**ARTICLE:**

>>>

Our board of directors may exchange the rights, in whole but not in part, at any time after a public announcement that a person has acquired, or obtained the right to acquire, 15% or more of our outstanding voting stock. Each of the rights may be exchanged for one share of our common stock, or, if there are not enough shares of common stock available, for cash or securities having the same market value as one share of our common stock. The rights owned by a person who has acquired, or obtained the right to acquire, 15% or more of our outstanding voting stock will be null and void and will not be exchanged.

AMENDMENTS TO THE TERMS OF THE RIGHTS

We may amend any provision of the Rights Agreement before the date a person has acquired, or obtained the right to acquire, 15% or more of our outstanding voting stock. After that time, we cannot amend the Rights Agreement in any way that would adversely affect the interests of the holders of the rights, except the interests of a person who has acquired, or obtained the right to acquire, 15% or more of our outstanding voting stock.

Item 2.    Exhibits

4. Rights Agreement, dated as of May 1, 1996, between Peoples Energy Corporation and LaSalle Bank National Association, successor to Harris Trust and Savings Bank, as rights agent, (incorporated by reference to Exhibit 1 of Registration Statement on Form 8-A filed May 3, 1996 (File No. 1-5540)

<<<

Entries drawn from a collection
>>>

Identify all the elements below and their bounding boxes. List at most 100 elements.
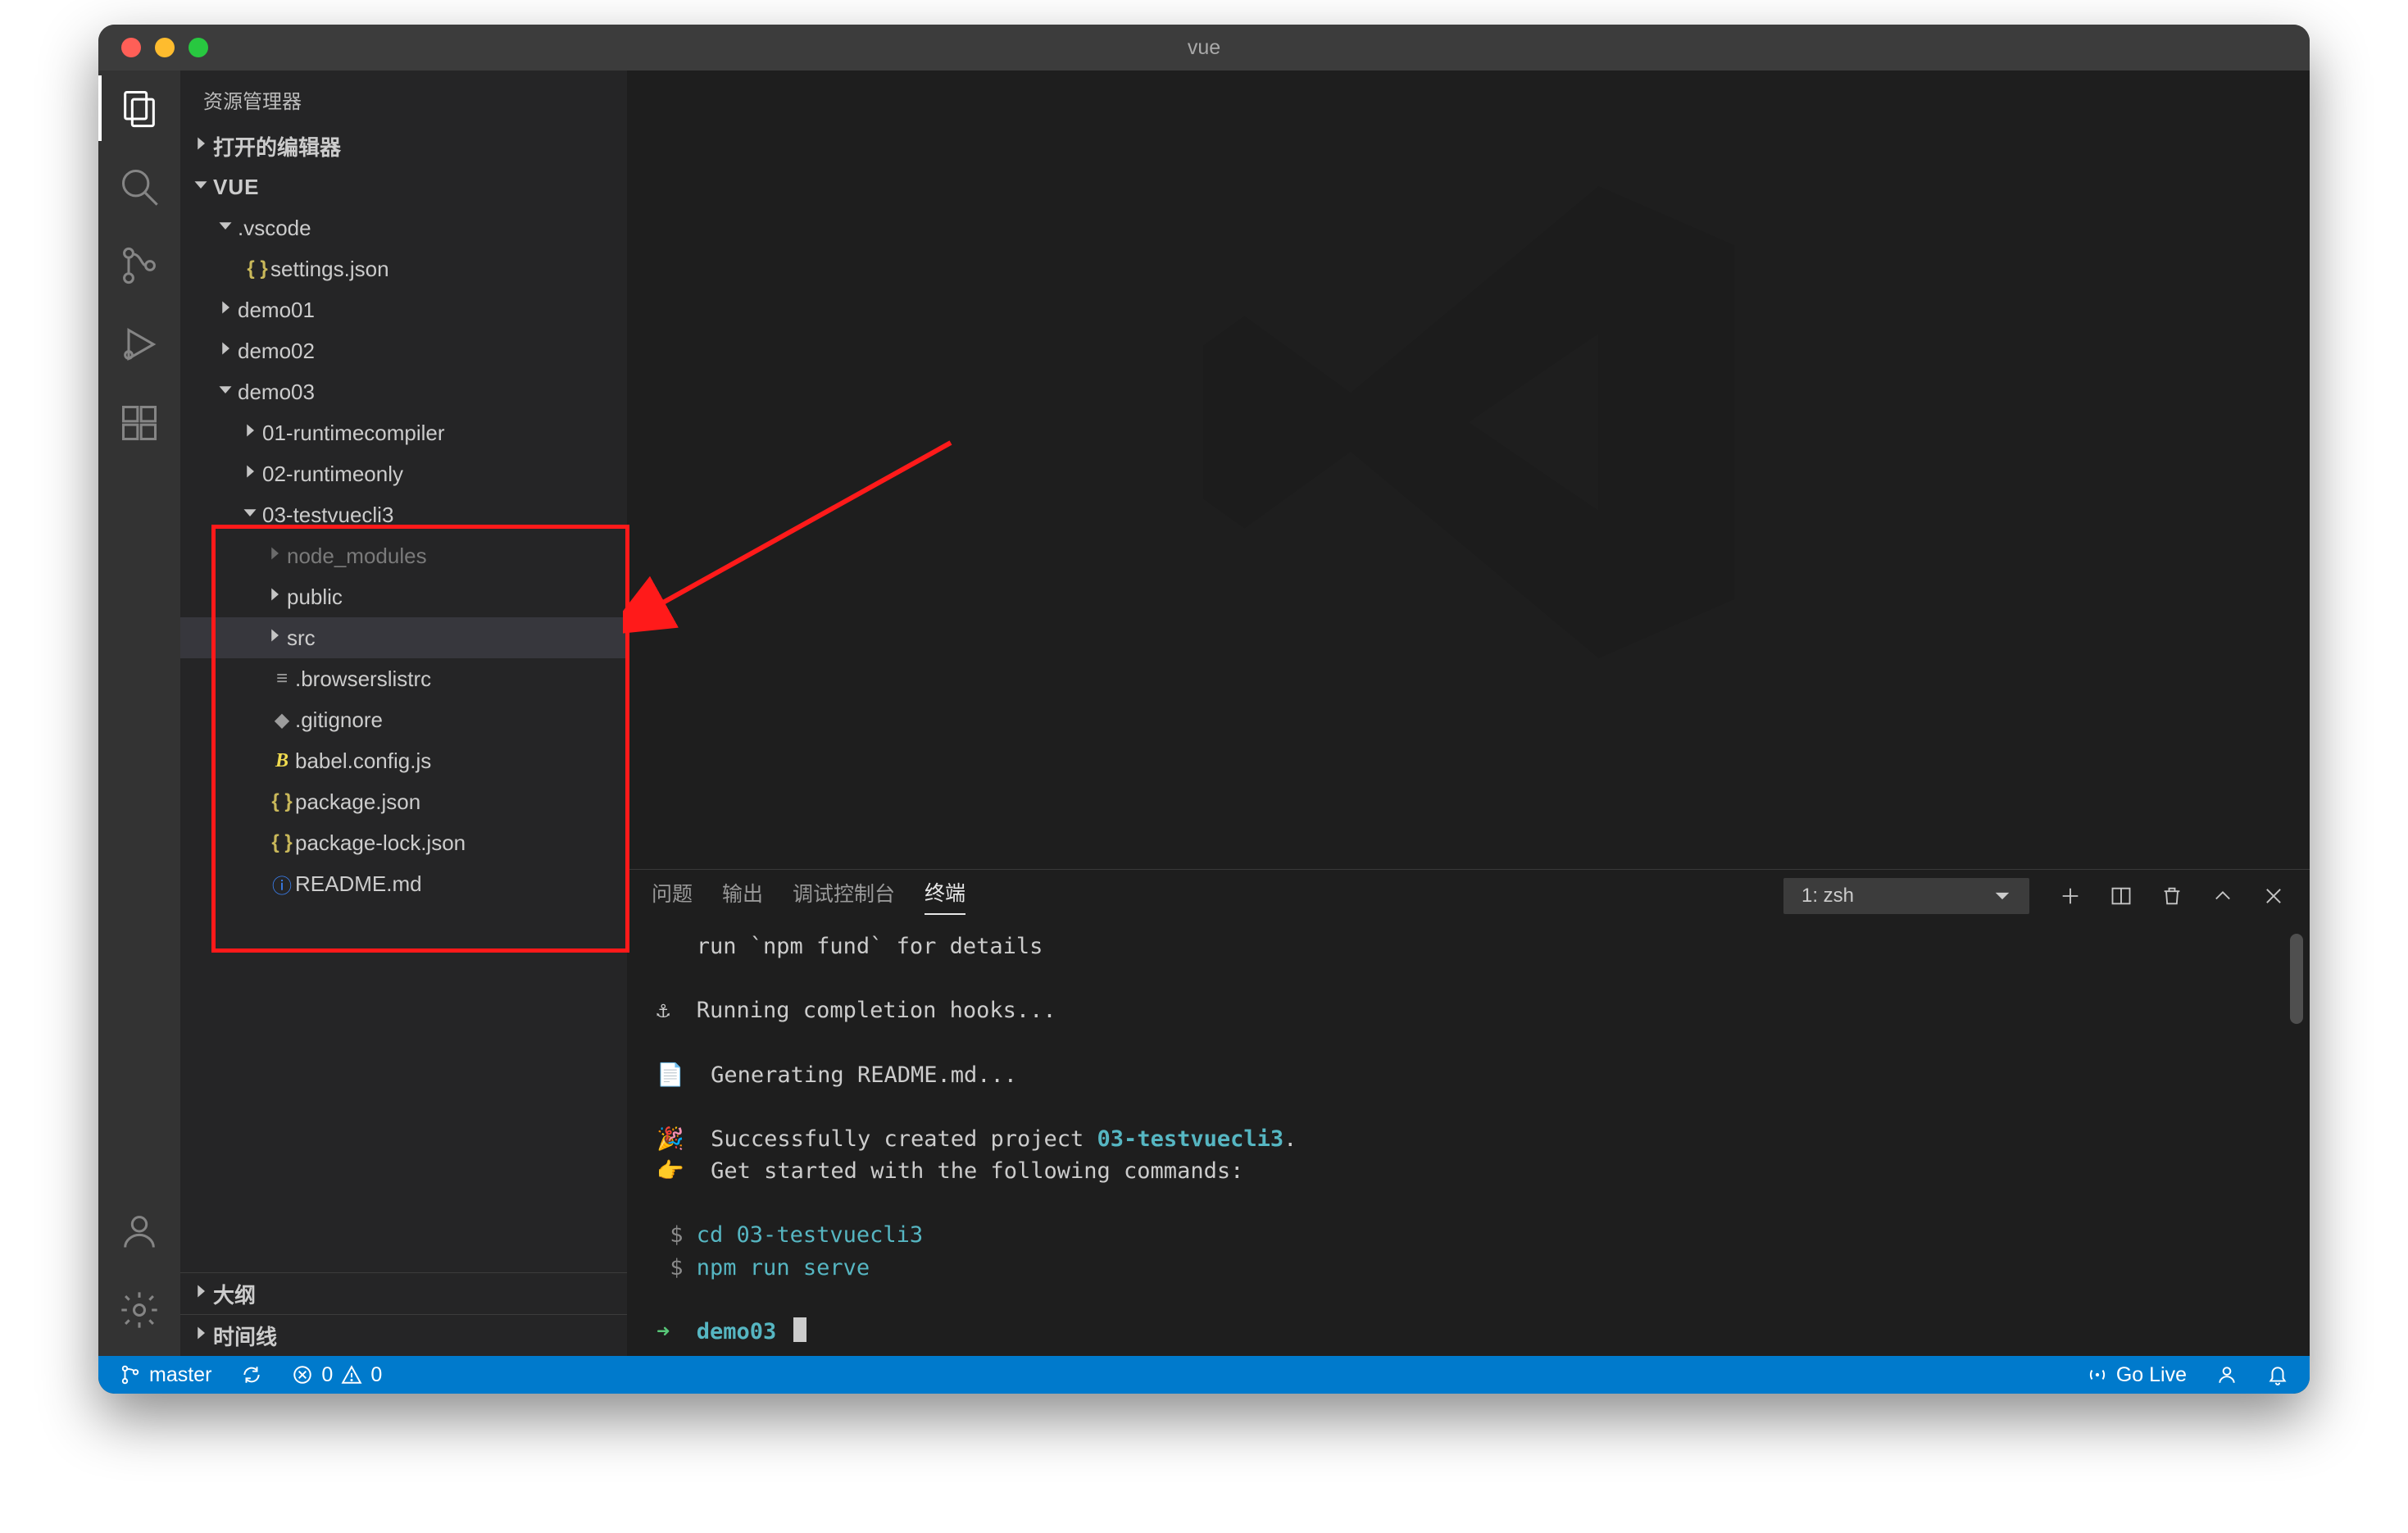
chevron-down-icon <box>213 217 238 239</box>
status-problems[interactable]: 0 0 <box>292 1363 382 1387</box>
go-live-label: Go Live <box>2116 1363 2187 1387</box>
folder-public[interactable]: public <box>180 576 627 617</box>
folder-demo02[interactable]: demo02 <box>180 330 627 371</box>
tree-label: public <box>287 585 343 610</box>
tree-label: 03-testvuecli3 <box>262 503 393 528</box>
tree-label: package-lock.json <box>295 830 466 856</box>
info-file-icon: ⓘ <box>269 870 295 898</box>
tree-label: 01-runtimecompiler <box>262 421 445 446</box>
error-icon <box>292 1364 313 1385</box>
folder-runtimeonly[interactable]: 02-runtimeonly <box>180 453 627 494</box>
tab-terminal[interactable]: 终端 <box>925 877 965 915</box>
folder-src[interactable]: src <box>180 617 627 658</box>
tree-label: node_modules <box>287 544 427 569</box>
section-workspace[interactable]: VUE <box>180 166 627 207</box>
split-terminal-button[interactable] <box>2110 885 2133 908</box>
close-panel-button[interactable] <box>2262 885 2285 908</box>
run-debug-activity-icon[interactable] <box>118 323 161 366</box>
chevron-right-icon <box>262 545 287 566</box>
file-readme-md[interactable]: ⓘ README.md <box>180 863 627 904</box>
window-controls <box>98 38 208 57</box>
json-icon: { } <box>269 831 295 854</box>
file-package-json[interactable]: { } package.json <box>180 781 627 822</box>
section-timeline[interactable]: 时间线 <box>180 1315 627 1356</box>
search-activity-icon[interactable] <box>118 166 161 208</box>
minimize-window-button[interactable] <box>155 38 175 57</box>
new-terminal-button[interactable] <box>2059 885 2082 908</box>
tree-label: README.md <box>295 871 422 897</box>
folder-node-modules[interactable]: node_modules <box>180 535 627 576</box>
section-outline[interactable]: 大纲 <box>180 1273 627 1314</box>
file-babel-config[interactable]: B babel.config.js <box>180 740 627 781</box>
babel-file-icon: B <box>269 750 295 772</box>
terminal-scrollbar[interactable] <box>2290 934 2303 1024</box>
tree-label: .gitignore <box>295 707 383 733</box>
terminal-line: $ cd 03-testvuecli3 <box>657 1222 923 1248</box>
tab-output[interactable]: 输出 <box>722 878 763 914</box>
error-count: 0 <box>321 1363 333 1387</box>
file-browserslistrc[interactable]: ≡ .browserslistrc <box>180 658 627 699</box>
status-notifications[interactable] <box>2267 1364 2288 1385</box>
status-feedback[interactable] <box>2216 1364 2238 1385</box>
folder-demo03[interactable]: demo03 <box>180 371 627 412</box>
close-window-button[interactable] <box>121 38 141 57</box>
tree-label: settings.json <box>270 257 389 282</box>
tree-label: babel.config.js <box>295 748 431 774</box>
zoom-window-button[interactable] <box>189 38 208 57</box>
chevron-right-icon <box>238 463 262 484</box>
tab-problems[interactable]: 问题 <box>652 878 693 914</box>
file-gitignore[interactable]: ◆ .gitignore <box>180 699 627 740</box>
folder-vscode[interactable]: .vscode <box>180 207 627 248</box>
section-open-editors[interactable]: 打开的编辑器 <box>180 125 627 166</box>
chevron-down-icon <box>189 176 213 198</box>
kill-terminal-button[interactable] <box>2160 885 2183 908</box>
status-git-branch[interactable]: master <box>120 1363 211 1387</box>
terminal-shell-selector[interactable]: 1: zsh <box>1783 878 2029 914</box>
terminal-shell-label: 1: zsh <box>1801 885 1854 908</box>
status-bar: master 0 0 Go Live <box>98 1356 2310 1394</box>
chevron-right-icon <box>262 586 287 607</box>
json-icon: { } <box>269 790 295 813</box>
tree-label: demo01 <box>238 298 315 323</box>
settings-activity-icon[interactable] <box>118 1289 161 1331</box>
folder-testvuecli3[interactable]: 03-testvuecli3 <box>180 494 627 535</box>
titlebar: vue <box>98 25 2310 71</box>
status-go-live[interactable]: Go Live <box>2087 1363 2187 1387</box>
explorer-activity-icon[interactable] <box>118 87 161 130</box>
terminal-prompt: ➜ demo03 <box>657 1319 806 1344</box>
feedback-icon <box>2216 1364 2238 1385</box>
chevron-down-icon <box>1993 887 2011 905</box>
tab-debug-console[interactable]: 调试控制台 <box>793 878 895 914</box>
chevron-right-icon <box>213 340 238 362</box>
branch-icon <box>120 1364 141 1385</box>
section-label: 时间线 <box>213 1321 277 1351</box>
chevron-down-icon <box>213 381 238 403</box>
panel-actions <box>2059 885 2285 908</box>
terminal-line: ⚓ Running completion hooks... <box>657 998 1056 1023</box>
window-title: vue <box>98 36 2310 60</box>
extensions-activity-icon[interactable] <box>118 402 161 444</box>
chevron-right-icon <box>213 299 238 321</box>
folder-runtimecompiler[interactable]: 01-runtimecompiler <box>180 412 627 453</box>
folder-demo01[interactable]: demo01 <box>180 289 627 330</box>
vscode-window: vue <box>98 25 2310 1394</box>
file-package-lock-json[interactable]: { } package-lock.json <box>180 822 627 863</box>
source-control-activity-icon[interactable] <box>118 244 161 287</box>
config-file-icon: ≡ <box>269 667 295 690</box>
chevron-down-icon <box>238 504 262 525</box>
status-sync[interactable] <box>241 1364 262 1385</box>
maximize-panel-button[interactable] <box>2211 885 2234 908</box>
explorer-sidebar: 资源管理器 打开的编辑器 VUE .vscode { } se <box>180 71 627 1356</box>
file-tree: .vscode { } settings.json demo01 demo02 <box>180 207 627 904</box>
tree-label: .browserslistrc <box>295 666 431 692</box>
sidebar-title: 资源管理器 <box>180 71 627 125</box>
file-settings-json[interactable]: { } settings.json <box>180 248 627 289</box>
warning-icon <box>341 1364 362 1385</box>
accounts-activity-icon[interactable] <box>118 1210 161 1253</box>
terminal-output[interactable]: run `npm fund` for details ⚓ Running com… <box>627 922 2310 1356</box>
vscode-watermark-icon <box>1174 127 1764 717</box>
section-label: 打开的编辑器 <box>213 131 341 161</box>
empty-editor <box>627 71 2310 869</box>
section-label: VUE <box>213 175 259 200</box>
bell-icon <box>2267 1364 2288 1385</box>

<<<

**REQUIRED TASK 1:**
Could you reproduce the part of the passage on shareholder rights that opens with the words containing "4. Rights Agreement, dated" and closes with "(File No. 1-5540)"?
**REQUIRED TASK 2:**
Could you transcribe the part of the entries that opens with the line containing "chevron-down-icon <box>213 217 238 239</box>" and closes with the line containing "tree-label: 03-testvuecli3 <box>262"?
The passage on shareholder rights and the entries come from unrelated sources.

**WORKED SOLUTION 1:**
4. Rights Agreement, dated as of May 1, 1996, between Peoples Energy Corporation and LaSalle Bank National Association, successor to Harris Trust and Savings Bank, as rights agent, (incorporated by reference to Exhibit 1 of Registration Statement on Form 8-A filed May 3, 1996 (File No. 1-5540)

**WORKED SOLUTION 2:**
chevron-down-icon <box>213 217 238 239</box>
status-problems[interactable]: 0 0 <box>292 1363 382 1387</box>
go-live-label: Go Live <box>2116 1363 2187 1387</box>
folder-public[interactable]: public <box>180 576 627 617</box>
folder-demo02[interactable]: demo02 <box>180 330 627 371</box>
tree-label: public <box>287 585 343 610</box>
tree-label: 03-testvuecli3 <box>262 503 393 528</box>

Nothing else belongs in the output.